* **MATERIAL TO PROCESS**:

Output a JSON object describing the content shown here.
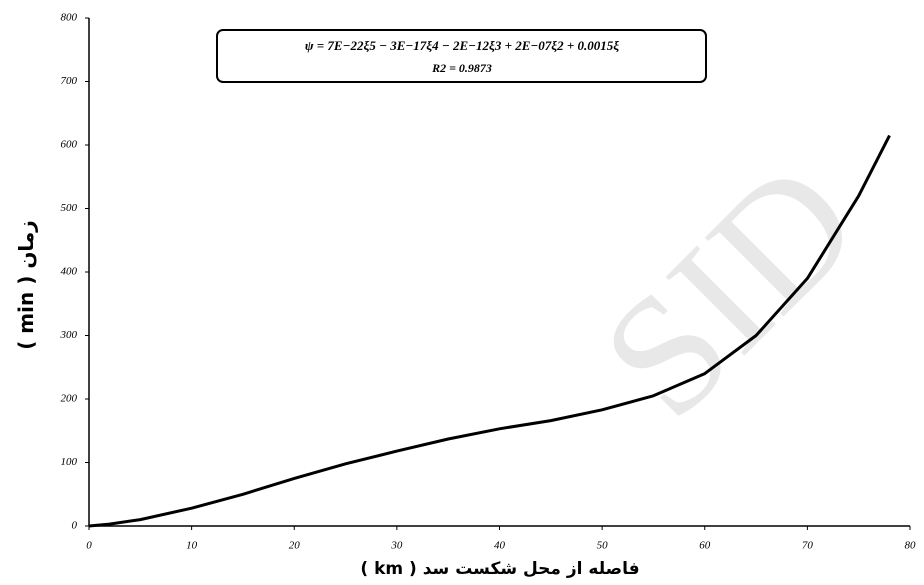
{
  "chart_data": {
    "type": "line",
    "equation": "ψ = 7E−22ξ5 − 3E−17ξ4 − 2E−12ξ3 + 2E−07ξ2 + 0.0015ξ",
    "r_squared": "R2 = 0.9873",
    "x_label": "فاصله از محل شکست سد ( km )",
    "y_label": "زمان ( min )",
    "watermark": "SID",
    "x": [
      0,
      2,
      5,
      10,
      15,
      20,
      25,
      30,
      35,
      40,
      45,
      50,
      55,
      60,
      65,
      70,
      75,
      78
    ],
    "values": [
      0,
      3,
      10,
      28,
      50,
      75,
      98,
      118,
      137,
      153,
      166,
      183,
      205,
      240,
      300,
      390,
      520,
      615
    ],
    "color": "#000000",
    "xlim": [
      0,
      80
    ],
    "xticks": [
      0,
      10,
      20,
      30,
      40,
      50,
      60,
      70,
      80
    ],
    "ylim": [
      0,
      800
    ],
    "yticks": [
      0,
      100,
      200,
      300,
      400,
      500,
      600,
      700,
      800
    ]
  }
}
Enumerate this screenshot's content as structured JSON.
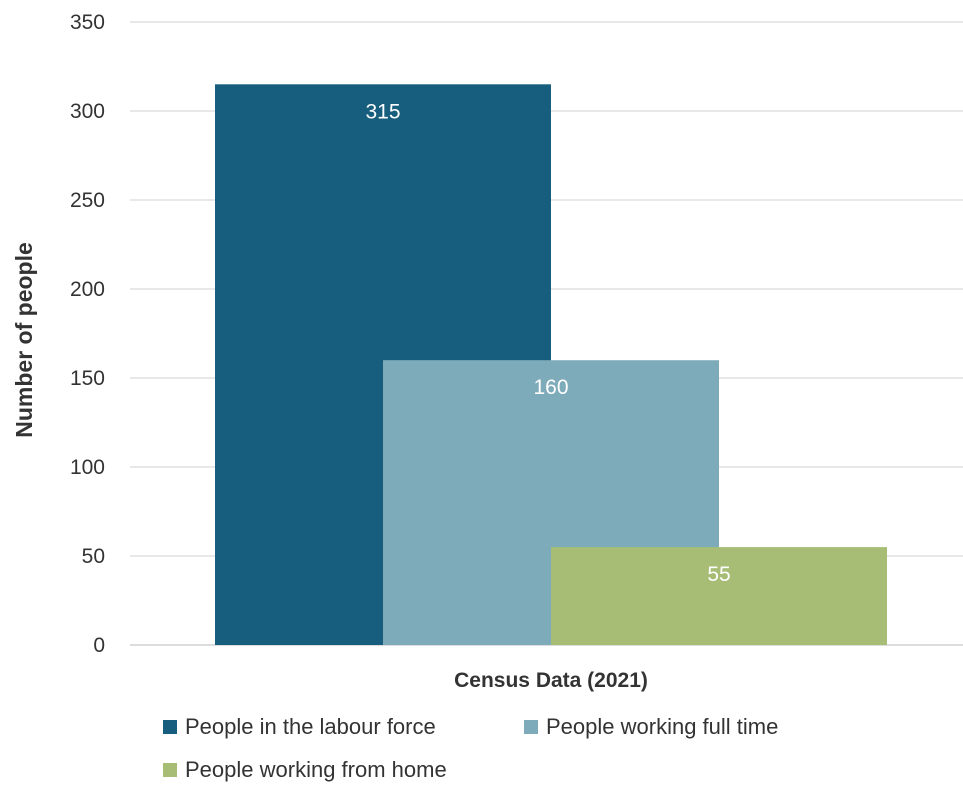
{
  "chart_data": {
    "type": "bar",
    "categories": [
      "Census Data (2021)"
    ],
    "series": [
      {
        "name": "People in the labour force",
        "values": [
          315
        ],
        "color": "#165d7e"
      },
      {
        "name": "People working full time",
        "values": [
          160
        ],
        "color": "#7eabba"
      },
      {
        "name": "People working from home",
        "values": [
          55
        ],
        "color": "#a7bd76"
      }
    ],
    "title": "",
    "xlabel": "Census Data (2021)",
    "ylabel": "Number of people",
    "ylim": [
      0,
      350
    ],
    "yticks": [
      0,
      50,
      100,
      150,
      200,
      250,
      300,
      350
    ],
    "grid": true,
    "legend_position": "bottom"
  }
}
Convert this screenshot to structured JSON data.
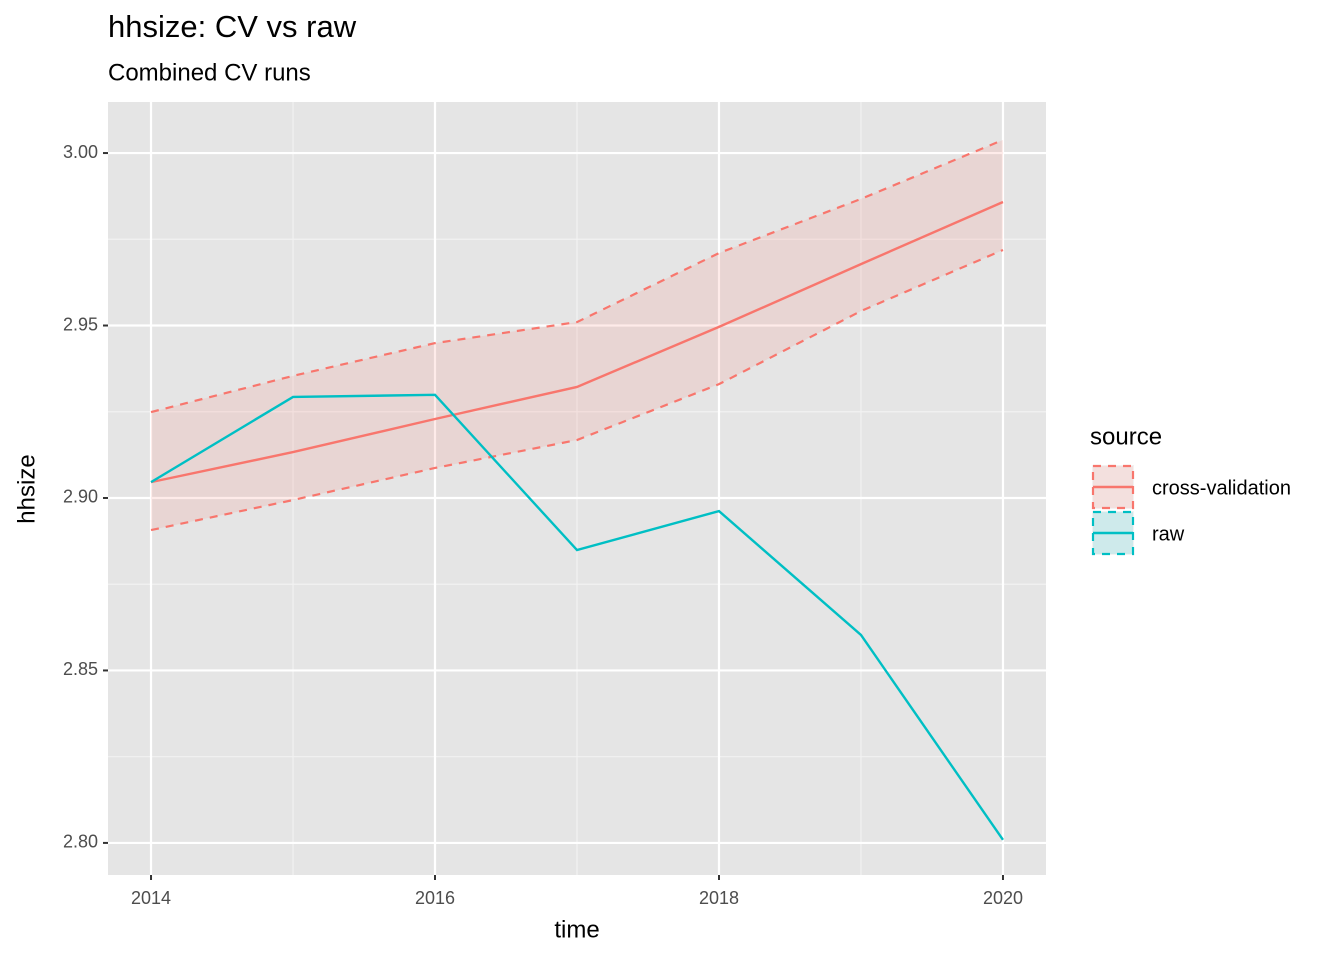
{
  "chart_data": {
    "type": "line",
    "title": "hhsize: CV vs raw",
    "subtitle": "Combined CV runs",
    "x_label": "time",
    "y_label": "hhsize",
    "legend_title": "source",
    "x": [
      2014,
      2015,
      2016,
      2017,
      2018,
      2019,
      2020
    ],
    "series": [
      {
        "name": "cross-validation",
        "color": "#F8766D",
        "values": [
          2.9046,
          2.9133,
          2.9229,
          2.9322,
          2.9496,
          2.9678,
          2.9858
        ],
        "upper": [
          2.9249,
          2.9354,
          2.9449,
          2.951,
          2.971,
          2.9867,
          3.0038
        ],
        "lower": [
          2.8907,
          2.8994,
          2.9087,
          2.9168,
          2.933,
          2.9542,
          2.9719
        ]
      },
      {
        "name": "raw",
        "color": "#00BFC4",
        "values": [
          2.9046,
          2.9293,
          2.9299,
          2.8849,
          2.8962,
          2.8603,
          2.8009
        ]
      }
    ],
    "xlim": [
      2013.697,
      2020.303
    ],
    "ylim": [
      2.7907,
      3.0148
    ],
    "xticks": [
      2014,
      2016,
      2018,
      2020
    ],
    "yticks": [
      {
        "value": 2.8,
        "label": "2.80"
      },
      2.85,
      {
        "value": 2.9,
        "label": "2.90"
      },
      2.95,
      {
        "value": 3,
        "label": "3.00"
      }
    ],
    "grid": true,
    "minor_grid": true,
    "legend": "right"
  }
}
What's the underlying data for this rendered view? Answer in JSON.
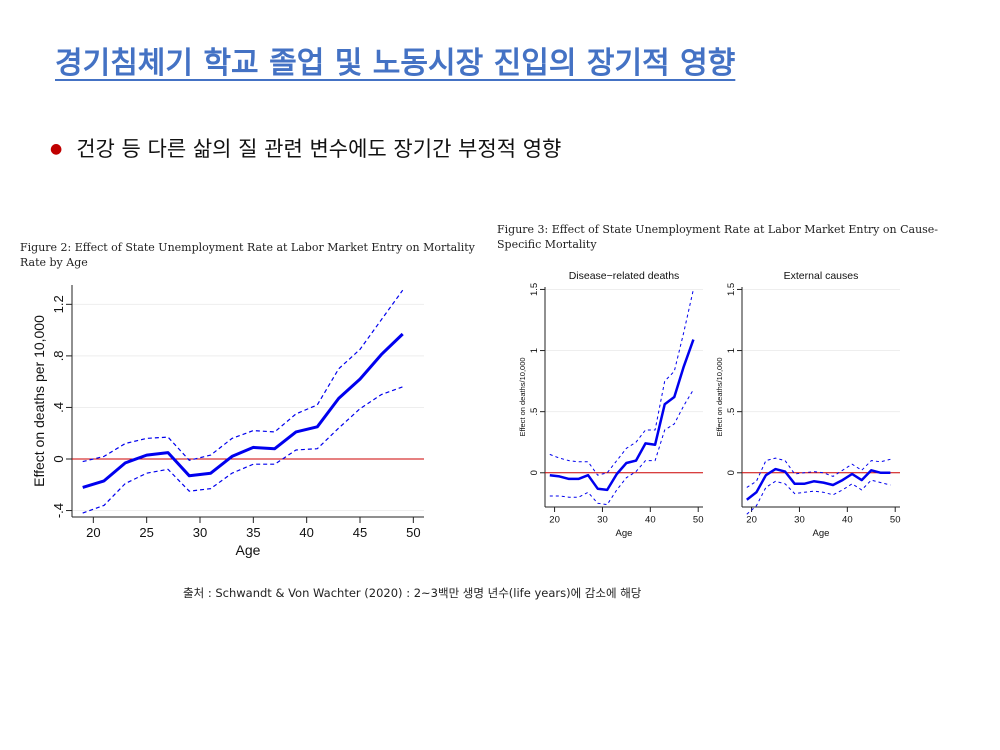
{
  "slide": {
    "title": "경기침체기 학교 졸업 및 노동시장 진입의 장기적 영향",
    "bullet": "건강 등 다른 삶의 질 관련 변수에도 장기간 부정적 영향",
    "source": "출처 : Schwandt & Von Wachter (2020) : 2~3백만 생명 년수(life years)에 감소에 해당"
  },
  "figures": {
    "fig2_caption": "Figure 2: Effect of State Unemployment Rate at Labor Market Entry on Mortality Rate by Age",
    "fig3_caption": "Figure 3: Effect of State Unemployment Rate at Labor Market Entry on Cause-Specific Mortality"
  },
  "colors": {
    "title": "#4472c4",
    "line": "#0000ee",
    "zero": "#cc0000",
    "bullet": "#c00000"
  },
  "chart_data": [
    {
      "type": "line",
      "title": "",
      "xlabel": "Age",
      "ylabel": "Effect on deaths per 10,000",
      "xlim": [
        18,
        51
      ],
      "ylim": [
        -0.45,
        1.35
      ],
      "xticks": [
        20,
        25,
        30,
        35,
        40,
        45,
        50
      ],
      "yticks": [
        -0.4,
        0,
        0.4,
        0.8,
        1.2
      ],
      "ytick_labels": [
        "-.4",
        "0",
        ".4",
        ".8",
        "1.2"
      ],
      "x": [
        19,
        21,
        23,
        25,
        27,
        29,
        31,
        33,
        35,
        37,
        39,
        41,
        43,
        45,
        47,
        49
      ],
      "series": [
        {
          "name": "estimate",
          "values": [
            -0.22,
            -0.17,
            -0.03,
            0.03,
            0.05,
            -0.13,
            -0.11,
            0.02,
            0.09,
            0.08,
            0.21,
            0.25,
            0.47,
            0.62,
            0.81,
            0.97
          ]
        },
        {
          "name": "upper",
          "values": [
            -0.02,
            0.02,
            0.12,
            0.16,
            0.17,
            -0.01,
            0.03,
            0.16,
            0.22,
            0.21,
            0.35,
            0.42,
            0.7,
            0.85,
            1.08,
            1.31
          ]
        },
        {
          "name": "lower",
          "values": [
            -0.42,
            -0.36,
            -0.19,
            -0.11,
            -0.08,
            -0.25,
            -0.23,
            -0.11,
            -0.04,
            -0.04,
            0.07,
            0.08,
            0.24,
            0.39,
            0.5,
            0.56
          ]
        }
      ]
    },
    {
      "type": "line",
      "title": "Disease−related deaths",
      "xlabel": "Age",
      "ylabel": "Effect on deaths/10,000",
      "xlim": [
        18,
        51
      ],
      "ylim": [
        -0.28,
        1.52
      ],
      "xticks": [
        20,
        30,
        40,
        50
      ],
      "yticks": [
        0,
        0.5,
        1,
        1.5
      ],
      "ytick_labels": [
        "0",
        ".5",
        "1",
        "1.5"
      ],
      "x": [
        19,
        21,
        23,
        25,
        27,
        29,
        31,
        33,
        35,
        37,
        39,
        41,
        43,
        45,
        47,
        49
      ],
      "series": [
        {
          "name": "estimate",
          "values": [
            -0.02,
            -0.03,
            -0.05,
            -0.05,
            -0.02,
            -0.13,
            -0.14,
            -0.01,
            0.08,
            0.1,
            0.24,
            0.23,
            0.56,
            0.62,
            0.87,
            1.09
          ]
        },
        {
          "name": "upper",
          "values": [
            0.15,
            0.12,
            0.1,
            0.09,
            0.09,
            -0.02,
            0.0,
            0.1,
            0.2,
            0.25,
            0.35,
            0.35,
            0.75,
            0.83,
            1.15,
            1.5
          ]
        },
        {
          "name": "lower",
          "values": [
            -0.19,
            -0.19,
            -0.2,
            -0.2,
            -0.16,
            -0.25,
            -0.26,
            -0.14,
            -0.04,
            0.01,
            0.1,
            0.1,
            0.35,
            0.4,
            0.55,
            0.68
          ]
        }
      ]
    },
    {
      "type": "line",
      "title": "External causes",
      "xlabel": "Age",
      "ylabel": "Effect on deaths/10,000",
      "xlim": [
        18,
        51
      ],
      "ylim": [
        -0.28,
        1.52
      ],
      "xticks": [
        20,
        30,
        40,
        50
      ],
      "yticks": [
        0,
        0.5,
        1,
        1.5
      ],
      "ytick_labels": [
        "0",
        ".5",
        "1",
        "1.5"
      ],
      "x": [
        19,
        21,
        23,
        25,
        27,
        29,
        31,
        33,
        35,
        37,
        39,
        41,
        43,
        45,
        47,
        49
      ],
      "series": [
        {
          "name": "estimate",
          "values": [
            -0.22,
            -0.16,
            -0.02,
            0.03,
            0.01,
            -0.09,
            -0.09,
            -0.07,
            -0.08,
            -0.1,
            -0.06,
            -0.01,
            -0.06,
            0.02,
            0.0,
            0.0
          ]
        },
        {
          "name": "upper",
          "values": [
            -0.12,
            -0.07,
            0.1,
            0.12,
            0.1,
            -0.01,
            0.0,
            0.01,
            0.0,
            -0.03,
            0.02,
            0.07,
            0.02,
            0.1,
            0.09,
            0.11
          ]
        },
        {
          "name": "lower",
          "values": [
            -0.34,
            -0.27,
            -0.12,
            -0.07,
            -0.09,
            -0.17,
            -0.16,
            -0.15,
            -0.16,
            -0.18,
            -0.14,
            -0.09,
            -0.14,
            -0.06,
            -0.08,
            -0.1
          ]
        }
      ]
    }
  ]
}
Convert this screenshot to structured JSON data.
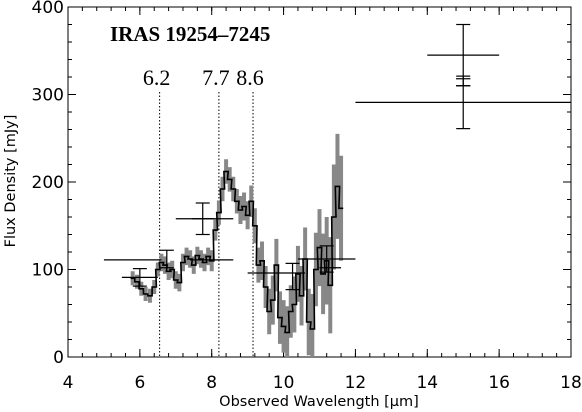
{
  "chart_data": {
    "type": "line",
    "title": "IRAS 19254–7245",
    "xlabel": "Observed Wavelength [μm]",
    "ylabel": "Flux Density [mJy]",
    "xlim": [
      4,
      18
    ],
    "ylim": [
      0,
      400
    ],
    "x_ticks": [
      4,
      6,
      8,
      10,
      12,
      14,
      16,
      18
    ],
    "y_ticks": [
      0,
      100,
      200,
      300,
      400
    ],
    "x_tick_labels": [
      "4",
      "6",
      "8",
      "10",
      "12",
      "14",
      "16",
      "18"
    ],
    "y_tick_labels": [
      "0",
      "100",
      "200",
      "300",
      "400"
    ],
    "feature_lines": [
      {
        "label": "6.2",
        "x": 6.55
      },
      {
        "label": "7.7",
        "x": 8.2
      },
      {
        "label": "8.6",
        "x": 9.15
      }
    ],
    "spectrum": {
      "x": [
        5.8,
        5.92,
        6.04,
        6.16,
        6.28,
        6.4,
        6.5,
        6.6,
        6.7,
        6.8,
        6.9,
        7.0,
        7.1,
        7.2,
        7.3,
        7.4,
        7.5,
        7.6,
        7.7,
        7.8,
        7.9,
        8.0,
        8.1,
        8.2,
        8.3,
        8.4,
        8.5,
        8.6,
        8.7,
        8.8,
        8.9,
        9.0,
        9.1,
        9.2,
        9.3,
        9.4,
        9.5,
        9.6,
        9.7,
        9.8,
        9.9,
        10.0,
        10.1,
        10.2,
        10.3,
        10.4,
        10.5,
        10.6,
        10.7,
        10.8,
        10.9,
        11.0,
        11.1,
        11.2,
        11.3,
        11.4,
        11.5,
        11.6
      ],
      "y": [
        90,
        86,
        78,
        72,
        70,
        80,
        100,
        108,
        105,
        98,
        100,
        88,
        85,
        108,
        115,
        112,
        105,
        116,
        112,
        108,
        115,
        110,
        145,
        165,
        192,
        212,
        203,
        192,
        178,
        168,
        172,
        162,
        178,
        150,
        105,
        110,
        80,
        52,
        65,
        105,
        45,
        35,
        28,
        52,
        60,
        95,
        70,
        112,
        40,
        32,
        100,
        125,
        95,
        110,
        82,
        160,
        195,
        170
      ],
      "error": [
        8,
        8,
        8,
        8,
        8,
        8,
        8,
        10,
        10,
        10,
        10,
        10,
        10,
        10,
        10,
        10,
        10,
        10,
        10,
        10,
        10,
        12,
        12,
        14,
        14,
        14,
        14,
        14,
        14,
        16,
        16,
        16,
        18,
        20,
        20,
        22,
        24,
        26,
        28,
        30,
        30,
        30,
        30,
        30,
        32,
        32,
        34,
        36,
        38,
        40,
        42,
        44,
        46,
        50,
        55,
        60,
        60,
        60
      ]
    },
    "photometry": [
      {
        "x": 6.0,
        "y": 91,
        "x_err": 0.5,
        "y_err": 10
      },
      {
        "x": 5.8,
        "y": 111,
        "x_err": 0.8,
        "y_err": 0
      },
      {
        "x": 6.75,
        "y": 112,
        "x_err": 0.0,
        "y_err": 10
      },
      {
        "x": 8.0,
        "y": 111,
        "x_err": 0.6,
        "y_err": 0
      },
      {
        "x": 7.8,
        "y": 158,
        "x_err": 0.8,
        "y_err": 0
      },
      {
        "x": 7.75,
        "y": 158,
        "x_err": 0.3,
        "y_err": 18
      },
      {
        "x": 9.8,
        "y": 96,
        "x_err": 0.8,
        "y_err": 0
      },
      {
        "x": 10.25,
        "y": 92,
        "x_err": 0.0,
        "y_err": 15
      },
      {
        "x": 11.2,
        "y": 112,
        "x_err": 0.8,
        "y_err": 15
      },
      {
        "x": 11.3,
        "y": 102,
        "x_err": 0.3,
        "y_err": 0
      },
      {
        "x": 15.0,
        "y": 345,
        "x_err": 1.0,
        "y_err": 35
      },
      {
        "x": 15.0,
        "y": 291,
        "x_err": 3.0,
        "y_err": 30
      },
      {
        "x": 15.0,
        "y": 318,
        "x_err": 0.2,
        "y_err": 0
      },
      {
        "x": 15.0,
        "y": 310,
        "x_err": 0.2,
        "y_err": 0
      }
    ],
    "grid": false,
    "legend": "none"
  }
}
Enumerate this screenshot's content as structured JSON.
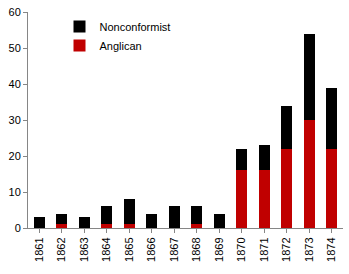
{
  "chart_data": {
    "type": "bar",
    "stacked": true,
    "categories": [
      "1861",
      "1862",
      "1863",
      "1864",
      "1865",
      "1866",
      "1867",
      "1868",
      "1869",
      "1870",
      "1871",
      "1872",
      "1873",
      "1874"
    ],
    "series": [
      {
        "name": "Anglican",
        "color": "#c00000",
        "values": [
          0,
          1,
          0,
          1,
          1,
          0,
          0,
          1,
          0,
          16,
          16,
          22,
          30,
          22
        ]
      },
      {
        "name": "Nonconformist",
        "color": "#000000",
        "values": [
          3,
          3,
          3,
          5,
          7,
          4,
          6,
          5,
          4,
          6,
          7,
          12,
          24,
          17
        ]
      }
    ],
    "ylim": [
      0,
      60
    ],
    "yticks": [
      0,
      10,
      20,
      30,
      40,
      50,
      60
    ],
    "grid": false,
    "legend": "upper left"
  }
}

* **PROBLEM DETAILS**: Copy out each line of the records where the string "Effect" appears.

* **REPLY TO THE TASK**:
    "fig2_caption": "Figure 2: Effect of State Unemployment Rate at Labor Market Entry on Mortality Rate by Age",
    "fig3_caption": "Figure 3: Effect of State Unemployment Rate at Labor Market Entry on Cause-Specific Mortality"
      "ylabel": "Effect on deaths per 10,000",
      "ylabel": "Effect on deaths/10,000",
      "ylabel": "Effect on deaths/10,000",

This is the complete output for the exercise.